• **AIM OF THE TASK**:
Reproduce the records below in full and word for word, excluding pictures.

[Data tied to figure images]

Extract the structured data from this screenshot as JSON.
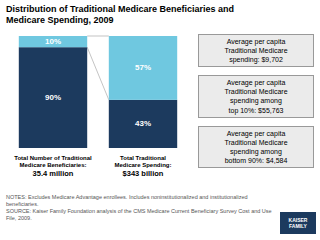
{
  "chart_data": {
    "type": "bar",
    "stacked": true,
    "title": "Distribution of Traditional Medicare Beneficiaries and\nMedicare Spending, 2009",
    "categories": [
      "Total Number of Traditional\nMedicare Beneficiaries:\n35.4 million",
      "Total Traditional\nMedicare Spending:\n$343 billion"
    ],
    "series": [
      {
        "color": "#1c3a5e",
        "values": [
          90,
          43
        ],
        "value_labels": [
          "90%",
          "43%"
        ]
      },
      {
        "color": "#6fc8e0",
        "values": [
          10,
          57
        ],
        "value_labels": [
          "10%",
          "57%"
        ]
      }
    ],
    "ylim": [
      0,
      100
    ],
    "data_labels": true,
    "tick_labels": false,
    "annotations": [
      "Average per capita\nTraditional Medicare\nspending: $9,702",
      "Average per capita\nTraditional Medicare\nspending among\ntop 10%: $55,763",
      "Average per capita\nTraditional Medicare\nspending among\nbottom 90%: $4,584"
    ],
    "notes": "NOTES: Excludes Medicare Advantage enrollees. Includes noninstitutionalized and institutionalized beneficiaries.\nSOURCE: Kaiser Family Foundation analysis of the CMS Medicare Current Beneficiary Survey Cost and Use File, 2009.",
    "logo": "KAISER\nFAMILY"
  }
}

• **OUTPUT OF THE EXERCISE**:
Extract the structured data from this screenshot as JSON.
{
  "chart_data": {
    "type": "bar",
    "stacked": true,
    "title": "Distribution of Traditional Medicare Beneficiaries and\nMedicare Spending, 2009",
    "categories": [
      "Total Number of Traditional\nMedicare Beneficiaries:\n35.4 million",
      "Total Traditional\nMedicare Spending:\n$343 billion"
    ],
    "series": [
      {
        "color": "#1c3a5e",
        "values": [
          90,
          43
        ],
        "value_labels": [
          "90%",
          "43%"
        ]
      },
      {
        "color": "#6fc8e0",
        "values": [
          10,
          57
        ],
        "value_labels": [
          "10%",
          "57%"
        ]
      }
    ],
    "ylim": [
      0,
      100
    ],
    "data_labels": true,
    "tick_labels": false,
    "annotations": [
      "Average per capita\nTraditional Medicare\nspending: $9,702",
      "Average per capita\nTraditional Medicare\nspending among\ntop 10%: $55,763",
      "Average per capita\nTraditional Medicare\nspending among\nbottom 90%: $4,584"
    ],
    "notes": "NOTES: Excludes Medicare Advantage enrollees. Includes noninstitutionalized and institutionalized beneficiaries.\nSOURCE: Kaiser Family Foundation analysis of the CMS Medicare Current Beneficiary Survey Cost and Use File, 2009.",
    "logo": "KAISER\nFAMILY"
  }
}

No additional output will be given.